* Work to complete
Work through the material below and count the lines holding the word "hsCRP"; give that count and nothing more.

--- BEGIN Material for this task ---

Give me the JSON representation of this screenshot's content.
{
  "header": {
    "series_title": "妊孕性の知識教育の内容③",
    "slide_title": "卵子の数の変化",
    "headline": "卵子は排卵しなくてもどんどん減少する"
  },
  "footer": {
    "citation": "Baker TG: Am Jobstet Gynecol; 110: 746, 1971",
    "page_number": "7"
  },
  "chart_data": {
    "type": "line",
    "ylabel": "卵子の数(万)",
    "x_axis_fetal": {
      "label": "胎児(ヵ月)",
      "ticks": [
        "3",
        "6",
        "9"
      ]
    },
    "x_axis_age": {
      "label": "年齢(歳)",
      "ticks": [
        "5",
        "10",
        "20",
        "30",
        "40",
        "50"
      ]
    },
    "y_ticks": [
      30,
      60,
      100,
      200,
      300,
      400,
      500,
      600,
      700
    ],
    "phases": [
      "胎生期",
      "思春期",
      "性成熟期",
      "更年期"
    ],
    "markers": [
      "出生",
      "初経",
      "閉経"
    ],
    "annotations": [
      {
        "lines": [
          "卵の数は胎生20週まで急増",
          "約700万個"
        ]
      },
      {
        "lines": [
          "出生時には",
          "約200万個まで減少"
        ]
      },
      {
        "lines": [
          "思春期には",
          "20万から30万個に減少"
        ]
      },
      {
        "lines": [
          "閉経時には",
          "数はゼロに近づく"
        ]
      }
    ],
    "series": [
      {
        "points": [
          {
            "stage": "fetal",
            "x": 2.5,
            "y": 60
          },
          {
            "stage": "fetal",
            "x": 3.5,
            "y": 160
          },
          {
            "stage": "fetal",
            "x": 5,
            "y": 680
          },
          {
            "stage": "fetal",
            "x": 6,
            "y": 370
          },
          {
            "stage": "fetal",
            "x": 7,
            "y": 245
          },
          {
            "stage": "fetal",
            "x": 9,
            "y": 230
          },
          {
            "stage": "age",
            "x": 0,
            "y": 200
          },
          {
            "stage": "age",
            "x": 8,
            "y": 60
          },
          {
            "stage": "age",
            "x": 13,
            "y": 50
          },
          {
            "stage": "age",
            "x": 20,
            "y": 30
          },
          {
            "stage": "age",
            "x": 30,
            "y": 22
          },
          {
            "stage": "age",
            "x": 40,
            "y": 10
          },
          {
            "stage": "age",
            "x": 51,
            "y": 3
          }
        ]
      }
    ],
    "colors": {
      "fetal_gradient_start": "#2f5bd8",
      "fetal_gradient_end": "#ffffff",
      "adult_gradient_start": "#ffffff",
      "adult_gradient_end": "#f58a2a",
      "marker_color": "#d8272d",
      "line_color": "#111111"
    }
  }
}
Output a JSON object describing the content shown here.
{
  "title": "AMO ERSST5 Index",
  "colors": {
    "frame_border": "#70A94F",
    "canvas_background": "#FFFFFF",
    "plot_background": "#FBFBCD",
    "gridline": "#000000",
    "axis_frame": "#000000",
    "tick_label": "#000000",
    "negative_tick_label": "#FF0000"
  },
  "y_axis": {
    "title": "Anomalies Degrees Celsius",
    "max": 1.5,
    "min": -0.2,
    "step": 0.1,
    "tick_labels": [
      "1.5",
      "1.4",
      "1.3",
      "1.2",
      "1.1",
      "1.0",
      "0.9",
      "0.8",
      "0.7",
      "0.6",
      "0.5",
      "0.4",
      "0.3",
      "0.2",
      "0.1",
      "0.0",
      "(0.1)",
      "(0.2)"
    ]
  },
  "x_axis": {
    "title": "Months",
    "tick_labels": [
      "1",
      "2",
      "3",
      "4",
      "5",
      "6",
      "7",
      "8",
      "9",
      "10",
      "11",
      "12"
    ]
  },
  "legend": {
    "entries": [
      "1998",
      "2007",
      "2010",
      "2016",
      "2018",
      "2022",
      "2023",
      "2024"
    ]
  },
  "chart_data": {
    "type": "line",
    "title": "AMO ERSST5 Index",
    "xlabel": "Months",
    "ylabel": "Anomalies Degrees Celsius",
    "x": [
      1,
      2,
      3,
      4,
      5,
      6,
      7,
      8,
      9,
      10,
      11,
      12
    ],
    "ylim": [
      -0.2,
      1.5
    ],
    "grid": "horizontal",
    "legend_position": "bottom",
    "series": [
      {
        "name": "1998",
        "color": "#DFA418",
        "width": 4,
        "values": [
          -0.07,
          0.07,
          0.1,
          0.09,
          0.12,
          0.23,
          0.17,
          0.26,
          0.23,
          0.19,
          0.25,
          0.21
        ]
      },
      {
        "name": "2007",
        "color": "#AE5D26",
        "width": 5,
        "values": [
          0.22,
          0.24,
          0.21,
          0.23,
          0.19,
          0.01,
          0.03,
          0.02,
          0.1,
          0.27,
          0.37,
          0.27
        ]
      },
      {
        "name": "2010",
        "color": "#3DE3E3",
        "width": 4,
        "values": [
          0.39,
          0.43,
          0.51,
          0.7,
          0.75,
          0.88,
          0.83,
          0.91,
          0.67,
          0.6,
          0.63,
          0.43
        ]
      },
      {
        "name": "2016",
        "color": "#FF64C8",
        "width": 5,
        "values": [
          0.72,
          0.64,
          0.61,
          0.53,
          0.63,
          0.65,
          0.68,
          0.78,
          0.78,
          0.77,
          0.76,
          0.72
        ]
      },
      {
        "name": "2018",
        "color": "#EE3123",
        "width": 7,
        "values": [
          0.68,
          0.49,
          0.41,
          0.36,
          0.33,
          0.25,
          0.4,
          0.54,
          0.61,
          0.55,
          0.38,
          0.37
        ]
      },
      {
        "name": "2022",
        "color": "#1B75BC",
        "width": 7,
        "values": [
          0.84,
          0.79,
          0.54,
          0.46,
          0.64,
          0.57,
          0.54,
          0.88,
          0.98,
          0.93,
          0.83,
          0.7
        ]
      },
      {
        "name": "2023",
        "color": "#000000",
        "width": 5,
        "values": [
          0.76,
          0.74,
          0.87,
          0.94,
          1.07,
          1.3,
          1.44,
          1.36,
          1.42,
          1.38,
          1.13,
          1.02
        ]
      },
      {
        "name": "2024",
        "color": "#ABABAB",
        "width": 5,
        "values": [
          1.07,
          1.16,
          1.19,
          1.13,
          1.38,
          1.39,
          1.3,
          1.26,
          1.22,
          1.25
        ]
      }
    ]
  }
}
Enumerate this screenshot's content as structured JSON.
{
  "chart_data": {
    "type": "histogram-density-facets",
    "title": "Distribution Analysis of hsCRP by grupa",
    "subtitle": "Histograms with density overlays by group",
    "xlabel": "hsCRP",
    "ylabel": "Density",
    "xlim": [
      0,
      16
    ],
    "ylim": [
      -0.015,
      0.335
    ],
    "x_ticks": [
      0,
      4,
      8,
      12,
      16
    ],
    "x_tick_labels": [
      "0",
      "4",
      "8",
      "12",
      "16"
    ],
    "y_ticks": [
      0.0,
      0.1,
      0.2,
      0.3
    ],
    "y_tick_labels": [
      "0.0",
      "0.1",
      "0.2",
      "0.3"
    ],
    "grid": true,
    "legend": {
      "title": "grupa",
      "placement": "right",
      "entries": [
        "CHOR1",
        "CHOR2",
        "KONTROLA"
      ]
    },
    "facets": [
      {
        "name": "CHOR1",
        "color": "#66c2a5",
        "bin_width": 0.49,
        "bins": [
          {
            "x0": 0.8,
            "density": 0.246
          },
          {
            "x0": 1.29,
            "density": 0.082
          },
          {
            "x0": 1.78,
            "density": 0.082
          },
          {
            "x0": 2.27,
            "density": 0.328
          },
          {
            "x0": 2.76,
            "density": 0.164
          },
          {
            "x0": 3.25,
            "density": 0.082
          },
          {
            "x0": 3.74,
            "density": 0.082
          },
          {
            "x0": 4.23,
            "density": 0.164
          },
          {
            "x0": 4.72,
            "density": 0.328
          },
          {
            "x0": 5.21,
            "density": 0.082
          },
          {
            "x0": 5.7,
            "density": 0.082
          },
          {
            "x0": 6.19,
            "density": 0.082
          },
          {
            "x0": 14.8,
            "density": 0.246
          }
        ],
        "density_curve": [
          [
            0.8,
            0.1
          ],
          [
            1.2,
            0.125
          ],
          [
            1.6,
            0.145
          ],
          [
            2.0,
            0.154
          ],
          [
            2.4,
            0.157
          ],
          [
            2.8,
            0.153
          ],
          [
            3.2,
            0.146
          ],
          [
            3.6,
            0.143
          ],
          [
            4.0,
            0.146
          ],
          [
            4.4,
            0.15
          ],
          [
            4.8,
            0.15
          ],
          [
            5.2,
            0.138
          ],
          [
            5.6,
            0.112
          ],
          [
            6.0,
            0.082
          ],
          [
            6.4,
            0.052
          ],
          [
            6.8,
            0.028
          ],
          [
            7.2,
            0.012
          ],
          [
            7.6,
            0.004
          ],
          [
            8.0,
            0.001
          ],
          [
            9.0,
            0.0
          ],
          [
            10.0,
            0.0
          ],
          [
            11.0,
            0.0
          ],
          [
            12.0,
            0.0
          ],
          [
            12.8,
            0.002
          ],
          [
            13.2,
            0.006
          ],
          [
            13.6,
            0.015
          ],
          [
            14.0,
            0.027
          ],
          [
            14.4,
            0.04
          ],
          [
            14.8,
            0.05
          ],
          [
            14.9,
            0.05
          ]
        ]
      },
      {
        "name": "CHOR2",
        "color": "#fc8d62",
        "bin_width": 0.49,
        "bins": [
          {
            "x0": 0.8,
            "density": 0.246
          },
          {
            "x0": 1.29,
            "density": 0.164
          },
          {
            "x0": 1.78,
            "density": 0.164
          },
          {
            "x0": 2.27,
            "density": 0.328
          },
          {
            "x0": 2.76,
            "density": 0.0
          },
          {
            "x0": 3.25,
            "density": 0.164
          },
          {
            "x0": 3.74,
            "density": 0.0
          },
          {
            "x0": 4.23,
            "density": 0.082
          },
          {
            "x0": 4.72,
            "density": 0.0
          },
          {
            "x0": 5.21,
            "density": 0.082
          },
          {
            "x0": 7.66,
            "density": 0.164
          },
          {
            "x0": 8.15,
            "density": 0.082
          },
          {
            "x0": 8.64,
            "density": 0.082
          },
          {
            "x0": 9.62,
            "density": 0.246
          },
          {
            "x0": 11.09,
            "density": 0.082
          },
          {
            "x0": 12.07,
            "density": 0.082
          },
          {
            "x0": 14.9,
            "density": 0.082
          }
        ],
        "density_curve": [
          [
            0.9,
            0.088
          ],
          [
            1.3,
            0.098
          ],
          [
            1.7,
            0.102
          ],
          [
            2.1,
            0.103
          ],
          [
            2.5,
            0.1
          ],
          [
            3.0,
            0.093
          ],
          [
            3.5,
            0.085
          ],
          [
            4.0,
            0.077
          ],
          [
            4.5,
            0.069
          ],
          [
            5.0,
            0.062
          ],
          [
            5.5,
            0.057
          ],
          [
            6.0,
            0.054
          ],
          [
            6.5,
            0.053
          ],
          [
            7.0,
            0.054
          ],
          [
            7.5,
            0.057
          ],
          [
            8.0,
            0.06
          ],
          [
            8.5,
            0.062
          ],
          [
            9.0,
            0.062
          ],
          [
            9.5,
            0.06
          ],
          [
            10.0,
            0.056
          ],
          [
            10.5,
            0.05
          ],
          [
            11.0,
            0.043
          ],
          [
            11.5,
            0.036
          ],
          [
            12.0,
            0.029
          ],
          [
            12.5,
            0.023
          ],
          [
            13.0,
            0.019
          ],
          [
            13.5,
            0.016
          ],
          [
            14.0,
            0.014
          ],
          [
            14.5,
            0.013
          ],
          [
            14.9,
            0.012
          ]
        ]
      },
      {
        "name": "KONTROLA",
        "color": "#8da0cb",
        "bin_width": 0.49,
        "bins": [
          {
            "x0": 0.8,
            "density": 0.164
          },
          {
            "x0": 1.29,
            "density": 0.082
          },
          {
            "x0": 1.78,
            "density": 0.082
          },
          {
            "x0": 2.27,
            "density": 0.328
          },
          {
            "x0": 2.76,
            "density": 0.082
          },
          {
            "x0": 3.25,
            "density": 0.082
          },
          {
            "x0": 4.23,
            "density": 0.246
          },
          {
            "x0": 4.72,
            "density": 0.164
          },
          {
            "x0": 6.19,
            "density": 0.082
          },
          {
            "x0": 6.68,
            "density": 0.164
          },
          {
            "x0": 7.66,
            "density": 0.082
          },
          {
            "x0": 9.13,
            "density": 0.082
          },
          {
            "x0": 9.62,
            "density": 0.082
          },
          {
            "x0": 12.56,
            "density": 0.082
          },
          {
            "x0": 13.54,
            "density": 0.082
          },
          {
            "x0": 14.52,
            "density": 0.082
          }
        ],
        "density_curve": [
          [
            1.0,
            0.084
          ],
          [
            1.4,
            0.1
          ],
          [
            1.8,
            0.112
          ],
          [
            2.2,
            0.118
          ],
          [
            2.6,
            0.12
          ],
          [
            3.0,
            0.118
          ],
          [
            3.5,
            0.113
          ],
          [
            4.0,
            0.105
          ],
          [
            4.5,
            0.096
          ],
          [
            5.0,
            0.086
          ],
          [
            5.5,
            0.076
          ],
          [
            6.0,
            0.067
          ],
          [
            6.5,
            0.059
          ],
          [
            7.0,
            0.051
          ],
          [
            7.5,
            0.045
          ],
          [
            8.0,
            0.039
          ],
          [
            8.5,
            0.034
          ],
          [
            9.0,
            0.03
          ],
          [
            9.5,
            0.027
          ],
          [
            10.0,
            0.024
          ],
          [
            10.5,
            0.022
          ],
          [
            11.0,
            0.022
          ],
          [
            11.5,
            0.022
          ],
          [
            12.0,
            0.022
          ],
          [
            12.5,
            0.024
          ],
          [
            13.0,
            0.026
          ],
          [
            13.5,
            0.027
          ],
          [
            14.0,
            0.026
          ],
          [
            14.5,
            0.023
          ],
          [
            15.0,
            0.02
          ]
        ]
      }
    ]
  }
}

--- END Material for this task ---

* Answer to the exercise
2